__INPUT MATERIAL__:
BEGIN

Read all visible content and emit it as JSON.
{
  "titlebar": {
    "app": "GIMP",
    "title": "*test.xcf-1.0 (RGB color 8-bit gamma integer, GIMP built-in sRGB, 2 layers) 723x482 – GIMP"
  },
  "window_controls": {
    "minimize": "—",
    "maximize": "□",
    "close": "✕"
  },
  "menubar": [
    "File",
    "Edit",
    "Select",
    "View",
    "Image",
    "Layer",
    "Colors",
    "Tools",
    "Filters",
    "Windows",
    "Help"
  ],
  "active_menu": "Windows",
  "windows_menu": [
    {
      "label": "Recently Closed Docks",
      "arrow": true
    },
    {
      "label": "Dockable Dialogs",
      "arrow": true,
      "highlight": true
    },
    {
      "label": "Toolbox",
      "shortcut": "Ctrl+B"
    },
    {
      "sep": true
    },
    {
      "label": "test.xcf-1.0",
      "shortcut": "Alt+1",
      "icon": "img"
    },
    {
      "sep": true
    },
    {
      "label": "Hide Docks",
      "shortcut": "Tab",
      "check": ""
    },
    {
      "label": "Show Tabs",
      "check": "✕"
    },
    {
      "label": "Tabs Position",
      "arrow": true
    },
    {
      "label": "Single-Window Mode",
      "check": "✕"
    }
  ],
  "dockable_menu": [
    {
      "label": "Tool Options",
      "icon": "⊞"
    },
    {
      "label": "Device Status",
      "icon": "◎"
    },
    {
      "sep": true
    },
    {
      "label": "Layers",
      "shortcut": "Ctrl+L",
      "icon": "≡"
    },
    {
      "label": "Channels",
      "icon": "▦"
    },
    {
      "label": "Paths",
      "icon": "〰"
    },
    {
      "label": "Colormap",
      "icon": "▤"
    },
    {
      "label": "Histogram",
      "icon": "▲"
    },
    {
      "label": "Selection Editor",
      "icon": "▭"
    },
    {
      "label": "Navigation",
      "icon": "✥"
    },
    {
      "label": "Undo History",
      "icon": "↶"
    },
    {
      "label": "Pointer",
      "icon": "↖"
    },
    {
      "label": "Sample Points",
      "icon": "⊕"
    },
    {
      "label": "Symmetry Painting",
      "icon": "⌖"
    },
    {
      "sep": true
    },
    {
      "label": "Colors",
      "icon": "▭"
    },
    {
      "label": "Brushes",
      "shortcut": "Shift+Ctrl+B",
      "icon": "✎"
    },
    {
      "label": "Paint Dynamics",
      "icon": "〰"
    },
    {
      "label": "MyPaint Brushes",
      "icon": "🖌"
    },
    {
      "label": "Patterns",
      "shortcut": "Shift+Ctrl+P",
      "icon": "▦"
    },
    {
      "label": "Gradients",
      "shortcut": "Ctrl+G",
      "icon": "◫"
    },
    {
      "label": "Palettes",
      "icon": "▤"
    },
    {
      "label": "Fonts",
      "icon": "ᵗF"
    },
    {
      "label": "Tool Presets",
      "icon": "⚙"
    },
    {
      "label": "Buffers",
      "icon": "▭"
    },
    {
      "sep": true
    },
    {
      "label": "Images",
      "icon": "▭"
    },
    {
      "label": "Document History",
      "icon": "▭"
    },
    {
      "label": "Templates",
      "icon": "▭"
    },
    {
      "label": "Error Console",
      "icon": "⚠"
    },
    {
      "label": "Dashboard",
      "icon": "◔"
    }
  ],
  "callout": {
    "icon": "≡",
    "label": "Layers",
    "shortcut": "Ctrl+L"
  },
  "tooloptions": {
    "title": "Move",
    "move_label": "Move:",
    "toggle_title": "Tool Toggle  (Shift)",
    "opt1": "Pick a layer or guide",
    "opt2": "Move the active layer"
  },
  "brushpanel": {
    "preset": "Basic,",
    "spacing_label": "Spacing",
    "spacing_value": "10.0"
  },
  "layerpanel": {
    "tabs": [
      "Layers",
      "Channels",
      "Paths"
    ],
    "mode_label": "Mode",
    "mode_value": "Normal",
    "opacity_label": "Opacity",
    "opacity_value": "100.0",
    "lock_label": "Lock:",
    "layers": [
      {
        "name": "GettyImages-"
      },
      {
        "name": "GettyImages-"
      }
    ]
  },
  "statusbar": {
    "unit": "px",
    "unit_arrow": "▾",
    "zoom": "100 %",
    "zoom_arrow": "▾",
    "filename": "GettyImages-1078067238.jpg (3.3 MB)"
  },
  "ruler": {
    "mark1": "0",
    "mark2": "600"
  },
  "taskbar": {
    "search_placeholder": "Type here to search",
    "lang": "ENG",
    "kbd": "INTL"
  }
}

END

__REQUIREMENTS__:
Take the records above and return them exactly as written.

__WRITTEN RESPONSE__:
Read all visible content and emit it as JSON.
{
  "titlebar": {
    "app": "GIMP",
    "title": "*test.xcf-1.0 (RGB color 8-bit gamma integer, GIMP built-in sRGB, 2 layers) 723x482 – GIMP"
  },
  "window_controls": {
    "minimize": "—",
    "maximize": "□",
    "close": "✕"
  },
  "menubar": [
    "File",
    "Edit",
    "Select",
    "View",
    "Image",
    "Layer",
    "Colors",
    "Tools",
    "Filters",
    "Windows",
    "Help"
  ],
  "active_menu": "Windows",
  "windows_menu": [
    {
      "label": "Recently Closed Docks",
      "arrow": true
    },
    {
      "label": "Dockable Dialogs",
      "arrow": true,
      "highlight": true
    },
    {
      "label": "Toolbox",
      "shortcut": "Ctrl+B"
    },
    {
      "sep": true
    },
    {
      "label": "test.xcf-1.0",
      "shortcut": "Alt+1",
      "icon": "img"
    },
    {
      "sep": true
    },
    {
      "label": "Hide Docks",
      "shortcut": "Tab",
      "check": ""
    },
    {
      "label": "Show Tabs",
      "check": "✕"
    },
    {
      "label": "Tabs Position",
      "arrow": true
    },
    {
      "label": "Single-Window Mode",
      "check": "✕"
    }
  ],
  "dockable_menu": [
    {
      "label": "Tool Options",
      "icon": "⊞"
    },
    {
      "label": "Device Status",
      "icon": "◎"
    },
    {
      "sep": true
    },
    {
      "label": "Layers",
      "shortcut": "Ctrl+L",
      "icon": "≡"
    },
    {
      "label": "Channels",
      "icon": "▦"
    },
    {
      "label": "Paths",
      "icon": "〰"
    },
    {
      "label": "Colormap",
      "icon": "▤"
    },
    {
      "label": "Histogram",
      "icon": "▲"
    },
    {
      "label": "Selection Editor",
      "icon": "▭"
    },
    {
      "label": "Navigation",
      "icon": "✥"
    },
    {
      "label": "Undo History",
      "icon": "↶"
    },
    {
      "label": "Pointer",
      "icon": "↖"
    },
    {
      "label": "Sample Points",
      "icon": "⊕"
    },
    {
      "label": "Symmetry Painting",
      "icon": "⌖"
    },
    {
      "sep": true
    },
    {
      "label": "Colors",
      "icon": "▭"
    },
    {
      "label": "Brushes",
      "shortcut": "Shift+Ctrl+B",
      "icon": "✎"
    },
    {
      "label": "Paint Dynamics",
      "icon": "〰"
    },
    {
      "label": "MyPaint Brushes",
      "icon": "🖌"
    },
    {
      "label": "Patterns",
      "shortcut": "Shift+Ctrl+P",
      "icon": "▦"
    },
    {
      "label": "Gradients",
      "shortcut": "Ctrl+G",
      "icon": "◫"
    },
    {
      "label": "Palettes",
      "icon": "▤"
    },
    {
      "label": "Fonts",
      "icon": "ᵗF"
    },
    {
      "label": "Tool Presets",
      "icon": "⚙"
    },
    {
      "label": "Buffers",
      "icon": "▭"
    },
    {
      "sep": true
    },
    {
      "label": "Images",
      "icon": "▭"
    },
    {
      "label": "Document History",
      "icon": "▭"
    },
    {
      "label": "Templates",
      "icon": "▭"
    },
    {
      "label": "Error Console",
      "icon": "⚠"
    },
    {
      "label": "Dashboard",
      "icon": "◔"
    }
  ],
  "callout": {
    "icon": "≡",
    "label": "Layers",
    "shortcut": "Ctrl+L"
  },
  "tooloptions": {
    "title": "Move",
    "move_label": "Move:",
    "toggle_title": "Tool Toggle  (Shift)",
    "opt1": "Pick a layer or guide",
    "opt2": "Move the active layer"
  },
  "brushpanel": {
    "preset": "Basic,",
    "spacing_label": "Spacing",
    "spacing_value": "10.0"
  },
  "layerpanel": {
    "tabs": [
      "Layers",
      "Channels",
      "Paths"
    ],
    "mode_label": "Mode",
    "mode_value": "Normal",
    "opacity_label": "Opacity",
    "opacity_value": "100.0",
    "lock_label": "Lock:",
    "layers": [
      {
        "name": "GettyImages-"
      },
      {
        "name": "GettyImages-"
      }
    ]
  },
  "statusbar": {
    "unit": "px",
    "unit_arrow": "▾",
    "zoom": "100 %",
    "zoom_arrow": "▾",
    "filename": "GettyImages-1078067238.jpg (3.3 MB)"
  },
  "ruler": {
    "mark1": "0",
    "mark2": "600"
  },
  "taskbar": {
    "search_placeholder": "Type here to search",
    "lang": "ENG",
    "kbd": "INTL"
  }
}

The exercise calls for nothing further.